• Exercise description: Identify the lines holding "title" and copy them.

• Dataset items:
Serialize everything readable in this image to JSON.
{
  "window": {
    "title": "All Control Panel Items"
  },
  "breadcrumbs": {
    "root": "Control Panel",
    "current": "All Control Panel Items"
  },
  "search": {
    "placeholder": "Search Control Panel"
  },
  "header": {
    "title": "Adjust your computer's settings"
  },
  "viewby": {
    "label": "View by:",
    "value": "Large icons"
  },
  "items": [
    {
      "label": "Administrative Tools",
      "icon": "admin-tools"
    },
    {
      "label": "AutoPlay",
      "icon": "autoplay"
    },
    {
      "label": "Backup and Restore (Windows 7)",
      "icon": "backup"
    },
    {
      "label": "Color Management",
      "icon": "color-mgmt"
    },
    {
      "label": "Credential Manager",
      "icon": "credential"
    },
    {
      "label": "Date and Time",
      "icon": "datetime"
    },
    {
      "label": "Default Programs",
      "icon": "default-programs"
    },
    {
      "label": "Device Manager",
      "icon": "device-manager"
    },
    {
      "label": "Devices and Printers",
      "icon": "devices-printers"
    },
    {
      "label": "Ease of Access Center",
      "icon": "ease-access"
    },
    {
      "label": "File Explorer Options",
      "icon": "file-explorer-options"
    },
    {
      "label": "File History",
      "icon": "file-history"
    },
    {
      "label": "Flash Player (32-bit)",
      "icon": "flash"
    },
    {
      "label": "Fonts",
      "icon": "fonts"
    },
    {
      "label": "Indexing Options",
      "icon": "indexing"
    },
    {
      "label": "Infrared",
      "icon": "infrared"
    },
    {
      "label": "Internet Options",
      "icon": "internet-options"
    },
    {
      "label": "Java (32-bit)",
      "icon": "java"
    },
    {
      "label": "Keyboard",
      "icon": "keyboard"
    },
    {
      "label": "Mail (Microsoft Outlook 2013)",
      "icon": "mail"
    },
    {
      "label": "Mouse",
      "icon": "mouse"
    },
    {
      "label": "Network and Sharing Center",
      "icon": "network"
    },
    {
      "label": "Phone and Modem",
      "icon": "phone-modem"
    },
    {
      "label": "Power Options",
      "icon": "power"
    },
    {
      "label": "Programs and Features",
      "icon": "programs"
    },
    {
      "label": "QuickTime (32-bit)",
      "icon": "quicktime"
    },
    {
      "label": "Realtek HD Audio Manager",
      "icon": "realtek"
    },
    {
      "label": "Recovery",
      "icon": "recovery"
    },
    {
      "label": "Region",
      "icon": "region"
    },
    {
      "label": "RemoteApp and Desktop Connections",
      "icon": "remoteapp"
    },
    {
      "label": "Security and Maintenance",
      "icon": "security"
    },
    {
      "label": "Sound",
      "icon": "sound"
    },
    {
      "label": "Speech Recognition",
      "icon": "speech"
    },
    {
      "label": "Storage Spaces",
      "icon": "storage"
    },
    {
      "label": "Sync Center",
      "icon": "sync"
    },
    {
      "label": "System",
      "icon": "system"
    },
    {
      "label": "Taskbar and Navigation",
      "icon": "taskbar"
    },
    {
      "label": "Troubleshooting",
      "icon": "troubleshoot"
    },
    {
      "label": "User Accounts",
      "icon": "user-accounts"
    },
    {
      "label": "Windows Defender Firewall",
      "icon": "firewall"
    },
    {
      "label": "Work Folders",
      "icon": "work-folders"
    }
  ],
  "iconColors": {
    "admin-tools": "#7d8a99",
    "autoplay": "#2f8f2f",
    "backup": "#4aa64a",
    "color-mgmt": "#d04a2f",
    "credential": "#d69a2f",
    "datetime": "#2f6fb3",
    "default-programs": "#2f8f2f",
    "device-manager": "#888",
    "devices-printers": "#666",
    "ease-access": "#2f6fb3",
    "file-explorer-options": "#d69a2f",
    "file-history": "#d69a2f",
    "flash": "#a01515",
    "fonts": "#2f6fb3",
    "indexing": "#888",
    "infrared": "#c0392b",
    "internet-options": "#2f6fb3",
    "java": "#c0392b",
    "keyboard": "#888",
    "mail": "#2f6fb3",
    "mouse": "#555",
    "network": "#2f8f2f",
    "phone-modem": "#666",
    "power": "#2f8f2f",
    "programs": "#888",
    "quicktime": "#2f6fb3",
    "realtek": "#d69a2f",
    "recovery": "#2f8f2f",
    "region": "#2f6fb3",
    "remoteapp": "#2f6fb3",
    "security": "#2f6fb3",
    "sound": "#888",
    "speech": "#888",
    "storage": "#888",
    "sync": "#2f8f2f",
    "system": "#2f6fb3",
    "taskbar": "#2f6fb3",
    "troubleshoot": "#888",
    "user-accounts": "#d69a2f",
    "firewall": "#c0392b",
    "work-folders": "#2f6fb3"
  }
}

• Exercise output:
    "title": "All Control Panel Items"
    "title": "Adjust your computer's settings"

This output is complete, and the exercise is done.